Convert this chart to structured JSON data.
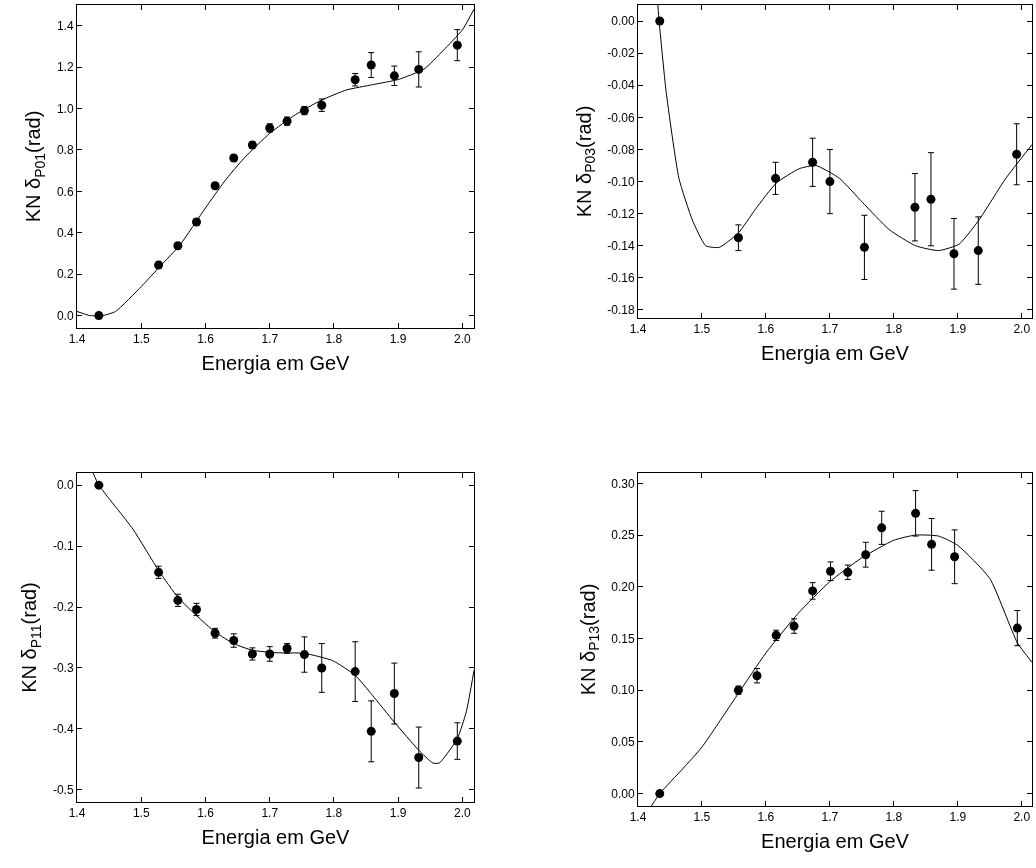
{
  "chart_data": [
    {
      "type": "scatter",
      "xlabel": "Energia em GeV",
      "ylabel": "KN δ$_{P01}$(rad)",
      "grid": false,
      "xlim": [
        1.4,
        2.018
      ],
      "xticks": [
        {
          "value": 1.4,
          "label": "1.4"
        },
        {
          "value": 1.5,
          "label": "1.5"
        },
        {
          "value": 1.6,
          "label": "1.6"
        },
        {
          "value": 1.7,
          "label": "1.7"
        },
        {
          "value": 1.8,
          "label": "1.8"
        },
        {
          "value": 1.9,
          "label": "1.9"
        },
        {
          "value": 2.0,
          "label": "2.0"
        }
      ],
      "ylim": [
        -0.06,
        1.5
      ],
      "yticks": [
        {
          "value": 0,
          "label": "0.0"
        },
        {
          "value": 0.2,
          "label": "0.2"
        },
        {
          "value": 0.4,
          "label": "0.4"
        },
        {
          "value": 0.6,
          "label": "0.6"
        },
        {
          "value": 0.8,
          "label": "0.8"
        },
        {
          "value": 1.0,
          "label": "1.0"
        },
        {
          "value": 1.2,
          "label": "1.2"
        },
        {
          "value": 1.4,
          "label": "1.4"
        }
      ],
      "series": [
        {
          "color": "#000000",
          "marker": "circle",
          "x": [
            1.434,
            1.527,
            1.557,
            1.586,
            1.615,
            1.644,
            1.673,
            1.7,
            1.727,
            1.754,
            1.781,
            1.833,
            1.858,
            1.894,
            1.932,
            1.992
          ],
          "values": [
            0,
            0.244,
            0.337,
            0.452,
            0.627,
            0.761,
            0.824,
            0.906,
            0.939,
            0.99,
            1.016,
            1.139,
            1.21,
            1.158,
            1.189,
            1.306
          ],
          "errors": [
            0.015,
            0.015,
            0.015,
            0.015,
            0.015,
            0.015,
            0.015,
            0.02,
            0.02,
            0.02,
            0.03,
            0.03,
            0.06,
            0.047,
            0.085,
            0.075
          ]
        },
        {
          "type": "line",
          "marker": "none",
          "color": "#000000",
          "x": [
            1.4,
            1.42,
            1.44,
            1.46,
            1.5,
            1.53,
            1.56,
            1.6,
            1.63,
            1.66,
            1.7,
            1.74,
            1.78,
            1.82,
            1.86,
            1.9,
            1.94,
            1.97,
            2.0,
            2.018
          ],
          "values": [
            0.02,
            0.0,
            0.0,
            0.02,
            0.14,
            0.24,
            0.34,
            0.52,
            0.65,
            0.76,
            0.88,
            0.97,
            1.04,
            1.09,
            1.115,
            1.14,
            1.19,
            1.28,
            1.38,
            1.48
          ]
        }
      ]
    },
    {
      "type": "scatter",
      "xlabel": "Energia em GeV",
      "ylabel": "KN δ$_{P03}$(rad)",
      "grid": false,
      "xlim": [
        1.4,
        2.016
      ],
      "xticks": [
        {
          "value": 1.4,
          "label": "1.4"
        },
        {
          "value": 1.5,
          "label": "1.5"
        },
        {
          "value": 1.6,
          "label": "1.6"
        },
        {
          "value": 1.7,
          "label": "1.7"
        },
        {
          "value": 1.8,
          "label": "1.8"
        },
        {
          "value": 1.9,
          "label": "1.9"
        },
        {
          "value": 2.0,
          "label": "2.0"
        }
      ],
      "ylim": [
        -0.185,
        0.01
      ],
      "yticks": [
        {
          "value": 0,
          "label": "0.00"
        },
        {
          "value": -0.02,
          "label": "-0.02"
        },
        {
          "value": -0.04,
          "label": "-0.04"
        },
        {
          "value": -0.06,
          "label": "-0.06"
        },
        {
          "value": -0.08,
          "label": "-0.08"
        },
        {
          "value": -0.1,
          "label": "-0.10"
        },
        {
          "value": -0.12,
          "label": "-0.12"
        },
        {
          "value": -0.14,
          "label": "-0.14"
        },
        {
          "value": -0.16,
          "label": "-0.16"
        },
        {
          "value": -0.18,
          "label": "-0.18"
        }
      ],
      "series": [
        {
          "color": "#000000",
          "marker": "circle",
          "x": [
            1.434,
            1.557,
            1.615,
            1.673,
            1.7,
            1.754,
            1.833,
            1.858,
            1.894,
            1.932,
            1.992
          ],
          "values": [
            0,
            -0.135,
            -0.098,
            -0.088,
            -0.1,
            -0.141,
            -0.116,
            -0.111,
            -0.145,
            -0.143,
            -0.083
          ],
          "errors": [
            null,
            0.008,
            0.01,
            0.015,
            0.02,
            0.02,
            0.021,
            0.029,
            0.022,
            0.021,
            0.019
          ]
        },
        {
          "type": "line",
          "marker": "none",
          "color": "#000000",
          "x": [
            1.431,
            1.433,
            1.444,
            1.464,
            1.485,
            1.506,
            1.527,
            1.557,
            1.584,
            1.616,
            1.652,
            1.678,
            1.715,
            1.751,
            1.793,
            1.834,
            1.87,
            1.902,
            1.933,
            1.975,
            2.016
          ],
          "values": [
            0.01,
            0.0,
            -0.044,
            -0.098,
            -0.124,
            -0.14,
            -0.141,
            -0.132,
            -0.117,
            -0.101,
            -0.092,
            -0.09,
            -0.098,
            -0.113,
            -0.13,
            -0.14,
            -0.143,
            -0.139,
            -0.124,
            -0.098,
            -0.077
          ]
        }
      ]
    },
    {
      "type": "scatter",
      "xlabel": "Energia em GeV",
      "ylabel": "KN δ$_{P11}$(rad)",
      "grid": false,
      "xlim": [
        1.4,
        2.018
      ],
      "xticks": [
        {
          "value": 1.4,
          "label": "1.4"
        },
        {
          "value": 1.5,
          "label": "1.5"
        },
        {
          "value": 1.6,
          "label": "1.6"
        },
        {
          "value": 1.7,
          "label": "1.7"
        },
        {
          "value": 1.8,
          "label": "1.8"
        },
        {
          "value": 1.9,
          "label": "1.9"
        },
        {
          "value": 2.0,
          "label": "2.0"
        }
      ],
      "ylim": [
        -0.52,
        0.02
      ],
      "yticks": [
        {
          "value": 0,
          "label": "0.0"
        },
        {
          "value": -0.1,
          "label": "-0.1"
        },
        {
          "value": -0.2,
          "label": "-0.2"
        },
        {
          "value": -0.3,
          "label": "-0.3"
        },
        {
          "value": -0.4,
          "label": "-0.4"
        },
        {
          "value": -0.5,
          "label": "-0.5"
        }
      ],
      "series": [
        {
          "color": "#000000",
          "marker": "circle",
          "x": [
            1.434,
            1.527,
            1.557,
            1.586,
            1.615,
            1.644,
            1.673,
            1.7,
            1.727,
            1.754,
            1.781,
            1.833,
            1.858,
            1.894,
            1.932,
            1.992
          ],
          "values": [
            0,
            -0.143,
            -0.189,
            -0.204,
            -0.243,
            -0.255,
            -0.277,
            -0.277,
            -0.268,
            -0.278,
            -0.3,
            -0.306,
            -0.404,
            -0.342,
            -0.447,
            -0.42
          ],
          "errors": [
            null,
            0.01,
            0.01,
            0.01,
            0.008,
            0.011,
            0.01,
            0.012,
            0.008,
            0.029,
            0.04,
            0.049,
            0.05,
            0.05,
            0.05,
            0.03
          ]
        },
        {
          "type": "line",
          "marker": "none",
          "color": "#000000",
          "x": [
            1.425,
            1.434,
            1.487,
            1.527,
            1.557,
            1.586,
            1.615,
            1.644,
            1.673,
            1.71,
            1.754,
            1.798,
            1.833,
            1.86,
            1.894,
            1.932,
            1.954,
            1.964,
            1.992,
            2.006,
            2.018
          ],
          "values": [
            0.02,
            0,
            -0.072,
            -0.14,
            -0.184,
            -0.214,
            -0.241,
            -0.26,
            -0.271,
            -0.275,
            -0.276,
            -0.288,
            -0.312,
            -0.345,
            -0.389,
            -0.435,
            -0.456,
            -0.456,
            -0.416,
            -0.372,
            -0.304
          ]
        }
      ]
    },
    {
      "type": "scatter",
      "xlabel": "Energia em GeV",
      "ylabel": "KN δ$_{P13}$(rad)",
      "grid": false,
      "xlim": [
        1.4,
        2.016
      ],
      "xticks": [
        {
          "value": 1.4,
          "label": "1.4"
        },
        {
          "value": 1.5,
          "label": "1.5"
        },
        {
          "value": 1.6,
          "label": "1.6"
        },
        {
          "value": 1.7,
          "label": "1.7"
        },
        {
          "value": 1.8,
          "label": "1.8"
        },
        {
          "value": 1.9,
          "label": "1.9"
        },
        {
          "value": 2.0,
          "label": "2.0"
        }
      ],
      "ylim": [
        -0.012,
        0.31
      ],
      "yticks": [
        {
          "value": 0,
          "label": "0.00"
        },
        {
          "value": 0.05,
          "label": "0.05"
        },
        {
          "value": 0.1,
          "label": "0.10"
        },
        {
          "value": 0.15,
          "label": "0.15"
        },
        {
          "value": 0.2,
          "label": "0.20"
        },
        {
          "value": 0.25,
          "label": "0.25"
        },
        {
          "value": 0.3,
          "label": "0.30"
        }
      ],
      "series": [
        {
          "color": "#000000",
          "marker": "circle",
          "x": [
            1.434,
            1.557,
            1.586,
            1.616,
            1.644,
            1.673,
            1.701,
            1.728,
            1.756,
            1.781,
            1.834,
            1.859,
            1.895,
            1.993
          ],
          "values": [
            0,
            0.1,
            0.114,
            0.153,
            0.162,
            0.196,
            0.215,
            0.214,
            0.231,
            0.257,
            0.271,
            0.241,
            0.229,
            0.16
          ],
          "errors": [
            null,
            0.004,
            0.007,
            0.005,
            0.007,
            0.008,
            0.009,
            0.007,
            0.012,
            0.016,
            0.022,
            0.025,
            0.026,
            0.017
          ]
        },
        {
          "type": "line",
          "marker": "none",
          "color": "#000000",
          "x": [
            1.421,
            1.434,
            1.47,
            1.5,
            1.557,
            1.6,
            1.65,
            1.7,
            1.75,
            1.8,
            1.834,
            1.87,
            1.9,
            1.95,
            1.993,
            2.016
          ],
          "values": [
            -0.012,
            0,
            0.024,
            0.045,
            0.097,
            0.136,
            0.174,
            0.205,
            0.228,
            0.245,
            0.25,
            0.249,
            0.24,
            0.208,
            0.146,
            0.127
          ]
        }
      ]
    }
  ]
}
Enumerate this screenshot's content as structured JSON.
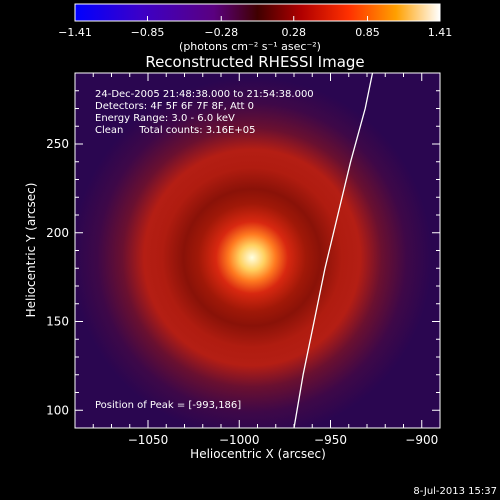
{
  "chart_data": {
    "type": "heatmap",
    "title": "Reconstructed RHESSI Image",
    "xlabel": "Heliocentric X (arcsec)",
    "ylabel": "Heliocentric Y (arcsec)",
    "xlim": [
      -1090,
      -890
    ],
    "ylim": [
      90,
      290
    ],
    "xticks": [
      -1050,
      -1000,
      -950,
      -900
    ],
    "yticks": [
      100,
      150,
      200,
      250
    ],
    "colorbar": {
      "label": "(photons cm⁻² s⁻¹ asec⁻²)",
      "ticks": [
        "-1.41",
        "-0.85",
        "-0.28",
        "0.28",
        "0.85",
        "1.41"
      ],
      "range": [
        -1.41,
        1.41
      ]
    },
    "annotations": [
      "24-Dec-2005 21:48:38.000 to 21:54:38.000",
      "Detectors: 4F 5F 6F 7F 8F, Att 0",
      "Energy Range: 3.0 - 6.0 keV",
      "Clean     Total counts: 3.16E+05"
    ],
    "peak_label": "Position of Peak = [-993,186]",
    "peak": {
      "x": -993,
      "y": 186
    },
    "ring": {
      "center_x": -990,
      "center_y": 188,
      "radius_arcsec": 75
    },
    "limb_curve": [
      {
        "x": -970,
        "y": 90
      },
      {
        "x": -965,
        "y": 120
      },
      {
        "x": -959,
        "y": 150
      },
      {
        "x": -953,
        "y": 180
      },
      {
        "x": -946,
        "y": 210
      },
      {
        "x": -939,
        "y": 240
      },
      {
        "x": -931,
        "y": 270
      },
      {
        "x": -927,
        "y": 290
      }
    ]
  },
  "footer_date": "8-Jul-2013 15:37"
}
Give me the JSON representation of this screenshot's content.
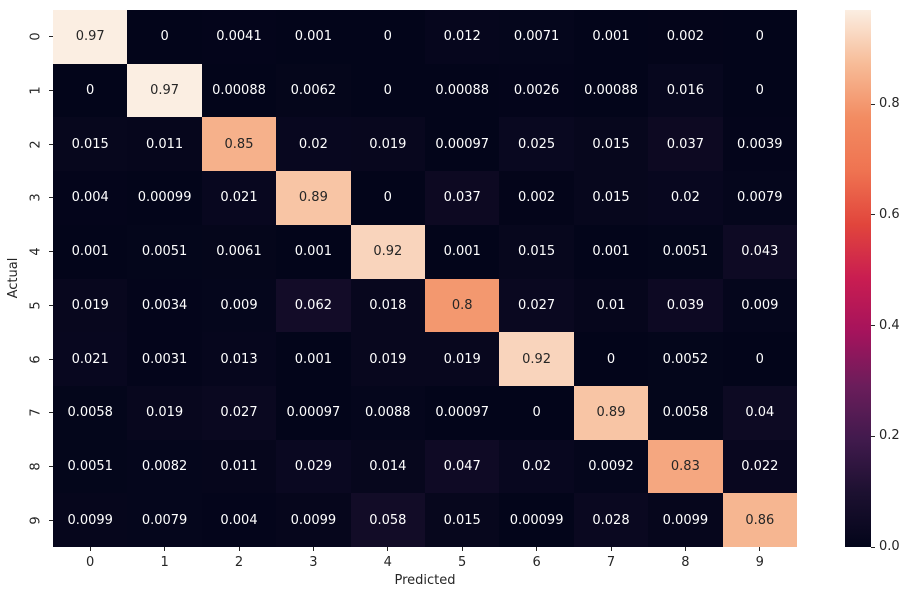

====

§ **Given instruction**:
Count the lines above that contain the word "content". Give only the number.

§ **Output for this exercise**:
2